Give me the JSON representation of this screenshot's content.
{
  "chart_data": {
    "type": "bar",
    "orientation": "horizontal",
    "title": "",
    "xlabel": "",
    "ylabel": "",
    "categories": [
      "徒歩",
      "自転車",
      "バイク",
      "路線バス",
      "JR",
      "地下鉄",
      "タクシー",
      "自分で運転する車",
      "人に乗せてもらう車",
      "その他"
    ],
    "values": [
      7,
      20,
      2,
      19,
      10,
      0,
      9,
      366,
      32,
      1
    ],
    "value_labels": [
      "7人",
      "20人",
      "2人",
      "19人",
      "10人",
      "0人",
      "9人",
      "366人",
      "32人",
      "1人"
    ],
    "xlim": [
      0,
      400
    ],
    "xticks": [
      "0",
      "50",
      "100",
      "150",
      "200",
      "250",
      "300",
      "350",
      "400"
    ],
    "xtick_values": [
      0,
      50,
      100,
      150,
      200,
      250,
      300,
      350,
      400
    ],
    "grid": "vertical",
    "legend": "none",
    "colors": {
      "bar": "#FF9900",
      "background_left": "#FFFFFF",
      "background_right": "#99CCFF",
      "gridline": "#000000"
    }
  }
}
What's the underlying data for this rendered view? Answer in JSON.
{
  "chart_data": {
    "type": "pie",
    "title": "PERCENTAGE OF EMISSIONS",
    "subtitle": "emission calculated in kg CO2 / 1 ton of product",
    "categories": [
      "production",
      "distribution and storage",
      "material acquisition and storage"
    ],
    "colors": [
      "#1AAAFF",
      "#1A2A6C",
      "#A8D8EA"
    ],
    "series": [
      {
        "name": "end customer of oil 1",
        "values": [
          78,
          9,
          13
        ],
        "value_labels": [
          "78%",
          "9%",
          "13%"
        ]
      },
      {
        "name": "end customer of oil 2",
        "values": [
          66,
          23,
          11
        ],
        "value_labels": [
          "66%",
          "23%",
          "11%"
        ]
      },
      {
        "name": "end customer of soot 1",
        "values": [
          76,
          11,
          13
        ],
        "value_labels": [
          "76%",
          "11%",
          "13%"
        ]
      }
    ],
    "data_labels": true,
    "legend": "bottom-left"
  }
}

☆ ☆ ☆ ☆

Copy out every entry again, exactly as it was given.

● Correct answer
Give me the JSON representation of this screenshot's content.
{
  "chart_data": {
    "type": "bar",
    "orientation": "horizontal",
    "title": "",
    "xlabel": "",
    "ylabel": "",
    "categories": [
      "徒歩",
      "自転車",
      "バイク",
      "路線バス",
      "JR",
      "地下鉄",
      "タクシー",
      "自分で運転する車",
      "人に乗せてもらう車",
      "その他"
    ],
    "values": [
      7,
      20,
      2,
      19,
      10,
      0,
      9,
      366,
      32,
      1
    ],
    "value_labels": [
      "7人",
      "20人",
      "2人",
      "19人",
      "10人",
      "0人",
      "9人",
      "366人",
      "32人",
      "1人"
    ],
    "xlim": [
      0,
      400
    ],
    "xticks": [
      "0",
      "50",
      "100",
      "150",
      "200",
      "250",
      "300",
      "350",
      "400"
    ],
    "xtick_values": [
      0,
      50,
      100,
      150,
      200,
      250,
      300,
      350,
      400
    ],
    "grid": "vertical",
    "legend": "none",
    "colors": {
      "bar": "#FF9900",
      "background_left": "#FFFFFF",
      "background_right": "#99CCFF",
      "gridline": "#000000"
    }
  }
}
What's the underlying data for this rendered view? Answer in JSON.
{
  "chart_data": {
    "type": "pie",
    "title": "PERCENTAGE OF EMISSIONS",
    "subtitle": "emission calculated in kg CO2 / 1 ton of product",
    "categories": [
      "production",
      "distribution and storage",
      "material acquisition and storage"
    ],
    "colors": [
      "#1AAAFF",
      "#1A2A6C",
      "#A8D8EA"
    ],
    "series": [
      {
        "name": "end customer of oil 1",
        "values": [
          78,
          9,
          13
        ],
        "value_labels": [
          "78%",
          "9%",
          "13%"
        ]
      },
      {
        "name": "end customer of oil 2",
        "values": [
          66,
          23,
          11
        ],
        "value_labels": [
          "66%",
          "23%",
          "11%"
        ]
      },
      {
        "name": "end customer of soot 1",
        "values": [
          76,
          11,
          13
        ],
        "value_labels": [
          "76%",
          "11%",
          "13%"
        ]
      }
    ],
    "data_labels": true,
    "legend": "bottom-left"
  }
}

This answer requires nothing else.